[begin Material to process]

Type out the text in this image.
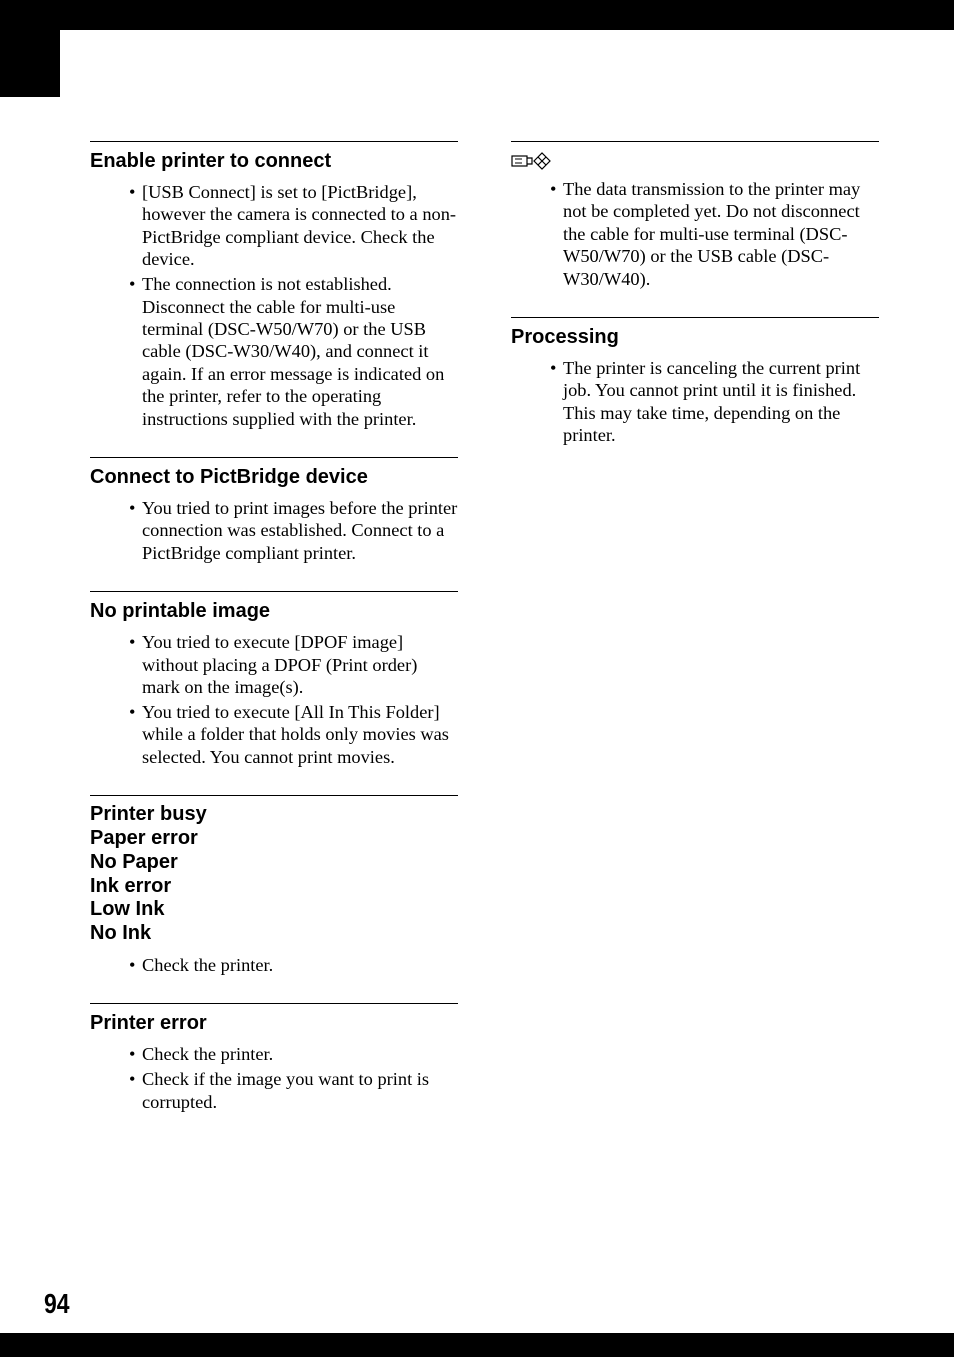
Enable printer to connect
• [USB Connect] is set to [PictBridge], however the camera is connected to a non-PictBridge compliant device. Check the device.
• The connection is not established. Disconnect the cable for multi-use terminal (DSC-W50/W70) or the USB cable (DSC-W30/W40), and connect it again. If an error message is indicated on the printer, refer to the operating instructions supplied with the printer.
Connect to PictBridge device
• You tried to print images before the printer connection was established. Connect to a PictBridge compliant printer.
No printable image
• You tried to execute [DPOF image] without placing a DPOF (Print order) mark on the image(s).
• You tried to execute [All In This Folder] while a folder that holds only movies was selected. You cannot print movies.

Printer busy

Paper error

No Paper

Ink error

Low Ink

No Ink

• Check the printer.
Printer error
• Check the printer.
• Check if the image you want to print is corrupted.
• The data transmission to the printer may not be completed yet. Do not disconnect the cable for multi-use terminal (DSC-W50/W70) or the USB cable (DSC-W30/W40).
Processing
• The printer is canceling the current print job. You cannot print until it is finished. This may take time, depending on the printer.
94
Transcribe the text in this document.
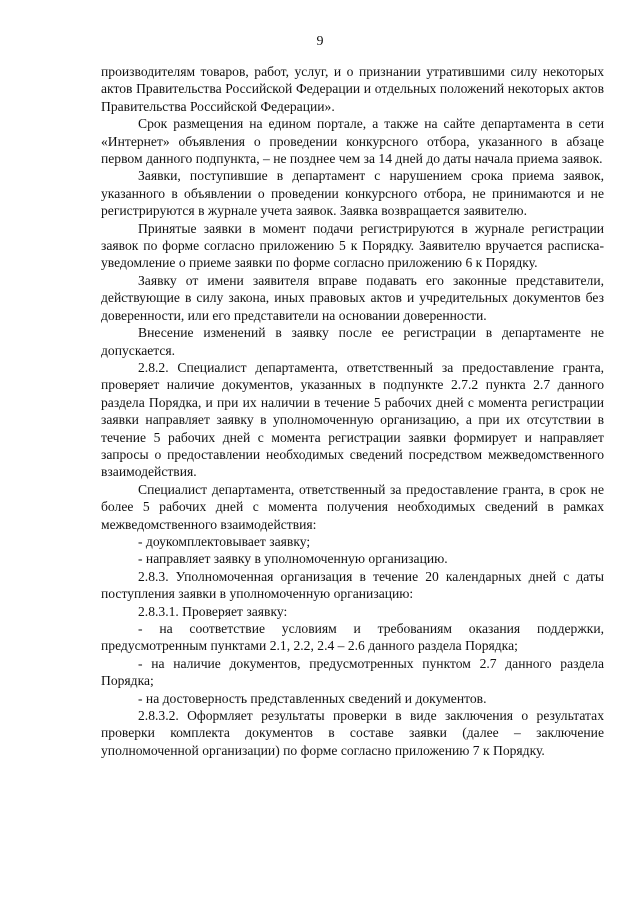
9

производителям товаров, работ, услуг, и о признании утратившими силу некоторых актов Правительства Российской Федерации и отдельных положений некоторых актов Правительства Российской Федерации».

Срок размещения на едином портале, а также на сайте департамента в сети «Интернет» объявления о проведении конкурсного отбора, указанного в абзаце первом данного подпункта, – не позднее чем за 14 дней до даты начала приема заявок.

Заявки, поступившие в департамент с нарушением срока приема заявок, указанного в объявлении о проведении конкурсного отбора, не принимаются и не регистрируются в журнале учета заявок. Заявка возвращается заявителю.

Принятые заявки в момент подачи регистрируются в журнале регистрации заявок по форме согласно приложению 5 к Порядку. Заявителю вручается расписка-уведомление о приеме заявки по форме согласно приложению 6 к Порядку.

Заявку от имени заявителя вправе подавать его законные представители, действующие в силу закона, иных правовых актов и учредительных документов без доверенности, или его представители на основании доверенности.

Внесение изменений в заявку после ее регистрации в департаменте не допускается.

2.8.2. Специалист департамента, ответственный за предоставление гранта, проверяет наличие документов, указанных в подпункте 2.7.2 пункта 2.7 данного раздела Порядка, и при их наличии в течение 5 рабочих дней с момента регистрации заявки направляет заявку в уполномоченную организацию, а при их отсутствии в течение 5 рабочих дней с момента регистрации заявки формирует и направляет запросы о предоставлении необходимых сведений посредством межведомственного взаимодействия.

Специалист департамента, ответственный за предоставление гранта, в срок не более 5 рабочих дней с момента получения необходимых сведений в рамках межведомственного взаимодействия:

- доукомплектовывает заявку;

- направляет заявку в уполномоченную организацию.

2.8.3. Уполномоченная организация в течение 20 календарных дней с даты поступления заявки в уполномоченную организацию:

2.8.3.1. Проверяет заявку:

- на соответствие условиям и требованиям оказания поддержки, предусмотренным пунктами 2.1, 2.2, 2.4 – 2.6 данного раздела Порядка;

- на наличие документов, предусмотренных пунктом 2.7 данного раздела Порядка;

- на достоверность представленных сведений и документов.

2.8.3.2. Оформляет результаты проверки в виде заключения о результатах проверки комплекта документов в составе заявки (далее – заключение уполномоченной организации) по форме согласно приложению 7 к Порядку.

[end Material to process]

Copy the records above exactly, leaving out every picture.

Type out the text in this image.
Enable printer to connect
• [USB Connect] is set to [PictBridge], however the camera is connected to a non-PictBridge compliant device. Check the device.
• The connection is not established. Disconnect the cable for multi-use terminal (DSC-W50/W70) or the USB cable (DSC-W30/W40), and connect it again. If an error message is indicated on the printer, refer to the operating instructions supplied with the printer.
Connect to PictBridge device
• You tried to print images before the printer connection was established. Connect to a PictBridge compliant printer.
No printable image
• You tried to execute [DPOF image] without placing a DPOF (Print order) mark on the image(s).
• You tried to execute [All In This Folder] while a folder that holds only movies was selected. You cannot print movies.

Printer busy

Paper error

No Paper

Ink error

Low Ink

No Ink

• Check the printer.
Printer error
• Check the printer.
• Check if the image you want to print is corrupted.
• The data transmission to the printer may not be completed yet. Do not disconnect the cable for multi-use terminal (DSC-W50/W70) or the USB cable (DSC-W30/W40).
Processing
• The printer is canceling the current print job. You cannot print until it is finished. This may take time, depending on the printer.
94
Transcribe the text in this document.
9

производителям товаров, работ, услуг, и о признании утратившими силу некоторых актов Правительства Российской Федерации и отдельных положений некоторых актов Правительства Российской Федерации».

Срок размещения на едином портале, а также на сайте департамента в сети «Интернет» объявления о проведении конкурсного отбора, указанного в абзаце первом данного подпункта, – не позднее чем за 14 дней до даты начала приема заявок.

Заявки, поступившие в департамент с нарушением срока приема заявок, указанного в объявлении о проведении конкурсного отбора, не принимаются и не регистрируются в журнале учета заявок. Заявка возвращается заявителю.

Принятые заявки в момент подачи регистрируются в журнале регистрации заявок по форме согласно приложению 5 к Порядку. Заявителю вручается расписка-уведомление о приеме заявки по форме согласно приложению 6 к Порядку.

Заявку от имени заявителя вправе подавать его законные представители, действующие в силу закона, иных правовых актов и учредительных документов без доверенности, или его представители на основании доверенности.

Внесение изменений в заявку после ее регистрации в департаменте не допускается.

2.8.2. Специалист департамента, ответственный за предоставление гранта, проверяет наличие документов, указанных в подпункте 2.7.2 пункта 2.7 данного раздела Порядка, и при их наличии в течение 5 рабочих дней с момента регистрации заявки направляет заявку в уполномоченную организацию, а при их отсутствии в течение 5 рабочих дней с момента регистрации заявки формирует и направляет запросы о предоставлении необходимых сведений посредством межведомственного взаимодействия.

Специалист департамента, ответственный за предоставление гранта, в срок не более 5 рабочих дней с момента получения необходимых сведений в рамках межведомственного взаимодействия:

- доукомплектовывает заявку;

- направляет заявку в уполномоченную организацию.

2.8.3. Уполномоченная организация в течение 20 календарных дней с даты поступления заявки в уполномоченную организацию:

2.8.3.1. Проверяет заявку:

- на соответствие условиям и требованиям оказания поддержки, предусмотренным пунктами 2.1, 2.2, 2.4 – 2.6 данного раздела Порядка;

- на наличие документов, предусмотренных пунктом 2.7 данного раздела Порядка;

- на достоверность представленных сведений и документов.

2.8.3.2. Оформляет результаты проверки в виде заключения о результатах проверки комплекта документов в составе заявки (далее – заключение уполномоченной организации) по форме согласно приложению 7 к Порядку.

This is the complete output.